* **Set problem**:
Reproduce all of the data exactly, with no line skipped.

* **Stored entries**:
• • •

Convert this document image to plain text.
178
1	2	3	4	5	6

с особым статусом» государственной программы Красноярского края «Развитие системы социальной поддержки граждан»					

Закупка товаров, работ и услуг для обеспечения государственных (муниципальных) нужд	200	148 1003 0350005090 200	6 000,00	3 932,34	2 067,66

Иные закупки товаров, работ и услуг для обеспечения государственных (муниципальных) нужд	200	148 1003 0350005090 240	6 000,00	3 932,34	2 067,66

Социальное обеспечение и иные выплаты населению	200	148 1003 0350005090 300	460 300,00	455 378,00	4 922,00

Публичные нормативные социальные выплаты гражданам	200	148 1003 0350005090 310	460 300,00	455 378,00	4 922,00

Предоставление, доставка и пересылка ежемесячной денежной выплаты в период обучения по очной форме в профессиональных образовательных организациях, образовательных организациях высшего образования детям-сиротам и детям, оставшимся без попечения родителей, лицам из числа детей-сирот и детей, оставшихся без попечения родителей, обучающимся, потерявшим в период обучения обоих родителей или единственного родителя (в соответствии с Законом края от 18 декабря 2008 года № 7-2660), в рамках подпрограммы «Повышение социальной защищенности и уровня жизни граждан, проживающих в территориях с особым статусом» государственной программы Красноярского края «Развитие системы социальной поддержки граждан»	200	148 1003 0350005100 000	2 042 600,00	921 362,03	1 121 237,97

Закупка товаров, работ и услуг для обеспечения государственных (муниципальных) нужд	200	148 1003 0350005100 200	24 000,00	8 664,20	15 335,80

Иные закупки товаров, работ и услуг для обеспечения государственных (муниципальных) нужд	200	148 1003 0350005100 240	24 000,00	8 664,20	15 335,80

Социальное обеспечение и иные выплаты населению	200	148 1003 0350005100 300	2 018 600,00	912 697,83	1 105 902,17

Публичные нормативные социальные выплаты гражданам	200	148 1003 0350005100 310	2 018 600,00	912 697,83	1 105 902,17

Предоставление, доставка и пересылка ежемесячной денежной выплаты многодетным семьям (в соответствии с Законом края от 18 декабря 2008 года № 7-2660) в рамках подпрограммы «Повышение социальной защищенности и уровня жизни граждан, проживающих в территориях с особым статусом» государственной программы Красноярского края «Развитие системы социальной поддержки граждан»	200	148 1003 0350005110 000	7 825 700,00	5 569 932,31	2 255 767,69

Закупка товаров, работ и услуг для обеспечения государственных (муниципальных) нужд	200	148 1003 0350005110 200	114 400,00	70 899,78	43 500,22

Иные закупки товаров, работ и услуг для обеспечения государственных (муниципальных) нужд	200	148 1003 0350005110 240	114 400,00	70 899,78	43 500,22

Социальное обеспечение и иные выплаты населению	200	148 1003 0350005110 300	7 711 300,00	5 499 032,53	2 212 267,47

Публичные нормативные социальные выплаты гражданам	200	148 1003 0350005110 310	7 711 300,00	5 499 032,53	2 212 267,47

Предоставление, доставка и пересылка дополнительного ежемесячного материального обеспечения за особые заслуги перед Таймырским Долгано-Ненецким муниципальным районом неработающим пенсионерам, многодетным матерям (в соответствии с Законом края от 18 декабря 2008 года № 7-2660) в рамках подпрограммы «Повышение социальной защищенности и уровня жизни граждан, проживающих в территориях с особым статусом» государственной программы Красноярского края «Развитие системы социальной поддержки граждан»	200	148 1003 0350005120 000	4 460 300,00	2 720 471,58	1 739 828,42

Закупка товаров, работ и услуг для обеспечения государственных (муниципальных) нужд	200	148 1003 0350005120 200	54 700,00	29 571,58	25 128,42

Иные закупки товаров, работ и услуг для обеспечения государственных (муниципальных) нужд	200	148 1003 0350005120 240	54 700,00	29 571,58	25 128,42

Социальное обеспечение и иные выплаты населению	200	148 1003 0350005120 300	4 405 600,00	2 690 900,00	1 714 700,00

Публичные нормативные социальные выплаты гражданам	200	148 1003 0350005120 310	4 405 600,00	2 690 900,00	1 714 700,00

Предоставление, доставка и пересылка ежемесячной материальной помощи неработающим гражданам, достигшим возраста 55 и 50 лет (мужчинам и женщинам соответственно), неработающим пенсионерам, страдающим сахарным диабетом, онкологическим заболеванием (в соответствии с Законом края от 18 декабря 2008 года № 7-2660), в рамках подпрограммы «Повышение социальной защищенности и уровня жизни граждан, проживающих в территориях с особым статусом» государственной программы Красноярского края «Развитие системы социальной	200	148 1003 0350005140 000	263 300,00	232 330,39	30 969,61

• • •

* **The result**:
Convert this document image to plain text.
178
1	2	3	4	5	6

с особым статусом» государственной программы Красноярского края «Развитие системы социальной поддержки граждан»					

Закупка товаров, работ и услуг для обеспечения государственных (муниципальных) нужд	200	148 1003 0350005090 200	6 000,00	3 932,34	2 067,66

Иные закупки товаров, работ и услуг для обеспечения государственных (муниципальных) нужд	200	148 1003 0350005090 240	6 000,00	3 932,34	2 067,66

Социальное обеспечение и иные выплаты населению	200	148 1003 0350005090 300	460 300,00	455 378,00	4 922,00

Публичные нормативные социальные выплаты гражданам	200	148 1003 0350005090 310	460 300,00	455 378,00	4 922,00

Предоставление, доставка и пересылка ежемесячной денежной выплаты в период обучения по очной форме в профессиональных образовательных организациях, образовательных организациях высшего образования детям-сиротам и детям, оставшимся без попечения родителей, лицам из числа детей-сирот и детей, оставшихся без попечения родителей, обучающимся, потерявшим в период обучения обоих родителей или единственного родителя (в соответствии с Законом края от 18 декабря 2008 года № 7-2660), в рамках подпрограммы «Повышение социальной защищенности и уровня жизни граждан, проживающих в территориях с особым статусом» государственной программы Красноярского края «Развитие системы социальной поддержки граждан»	200	148 1003 0350005100 000	2 042 600,00	921 362,03	1 121 237,97

Закупка товаров, работ и услуг для обеспечения государственных (муниципальных) нужд	200	148 1003 0350005100 200	24 000,00	8 664,20	15 335,80

Иные закупки товаров, работ и услуг для обеспечения государственных (муниципальных) нужд	200	148 1003 0350005100 240	24 000,00	8 664,20	15 335,80

Социальное обеспечение и иные выплаты населению	200	148 1003 0350005100 300	2 018 600,00	912 697,83	1 105 902,17

Публичные нормативные социальные выплаты гражданам	200	148 1003 0350005100 310	2 018 600,00	912 697,83	1 105 902,17

Предоставление, доставка и пересылка ежемесячной денежной выплаты многодетным семьям (в соответствии с Законом края от 18 декабря 2008 года № 7-2660) в рамках подпрограммы «Повышение социальной защищенности и уровня жизни граждан, проживающих в территориях с особым статусом» государственной программы Красноярского края «Развитие системы социальной поддержки граждан»	200	148 1003 0350005110 000	7 825 700,00	5 569 932,31	2 255 767,69

Закупка товаров, работ и услуг для обеспечения государственных (муниципальных) нужд	200	148 1003 0350005110 200	114 400,00	70 899,78	43 500,22

Иные закупки товаров, работ и услуг для обеспечения государственных (муниципальных) нужд	200	148 1003 0350005110 240	114 400,00	70 899,78	43 500,22

Социальное обеспечение и иные выплаты населению	200	148 1003 0350005110 300	7 711 300,00	5 499 032,53	2 212 267,47

Публичные нормативные социальные выплаты гражданам	200	148 1003 0350005110 310	7 711 300,00	5 499 032,53	2 212 267,47

Предоставление, доставка и пересылка дополнительного ежемесячного материального обеспечения за особые заслуги перед Таймырским Долгано-Ненецким муниципальным районом неработающим пенсионерам, многодетным матерям (в соответствии с Законом края от 18 декабря 2008 года № 7-2660) в рамках подпрограммы «Повышение социальной защищенности и уровня жизни граждан, проживающих в территориях с особым статусом» государственной программы Красноярского края «Развитие системы социальной поддержки граждан»	200	148 1003 0350005120 000	4 460 300,00	2 720 471,58	1 739 828,42

Закупка товаров, работ и услуг для обеспечения государственных (муниципальных) нужд	200	148 1003 0350005120 200	54 700,00	29 571,58	25 128,42

Иные закупки товаров, работ и услуг для обеспечения государственных (муниципальных) нужд	200	148 1003 0350005120 240	54 700,00	29 571,58	25 128,42

Социальное обеспечение и иные выплаты населению	200	148 1003 0350005120 300	4 405 600,00	2 690 900,00	1 714 700,00

Публичные нормативные социальные выплаты гражданам	200	148 1003 0350005120 310	4 405 600,00	2 690 900,00	1 714 700,00

Предоставление, доставка и пересылка ежемесячной материальной помощи неработающим гражданам, достигшим возраста 55 и 50 лет (мужчинам и женщинам соответственно), неработающим пенсионерам, страдающим сахарным диабетом, онкологическим заболеванием (в соответствии с Законом края от 18 декабря 2008 года № 7-2660), в рамках подпрограммы «Повышение социальной защищенности и уровня жизни граждан, проживающих в территориях с особым статусом» государственной программы Красноярского края «Развитие системы социальной	200	148 1003 0350005140 000	263 300,00	232 330,39	30 969,61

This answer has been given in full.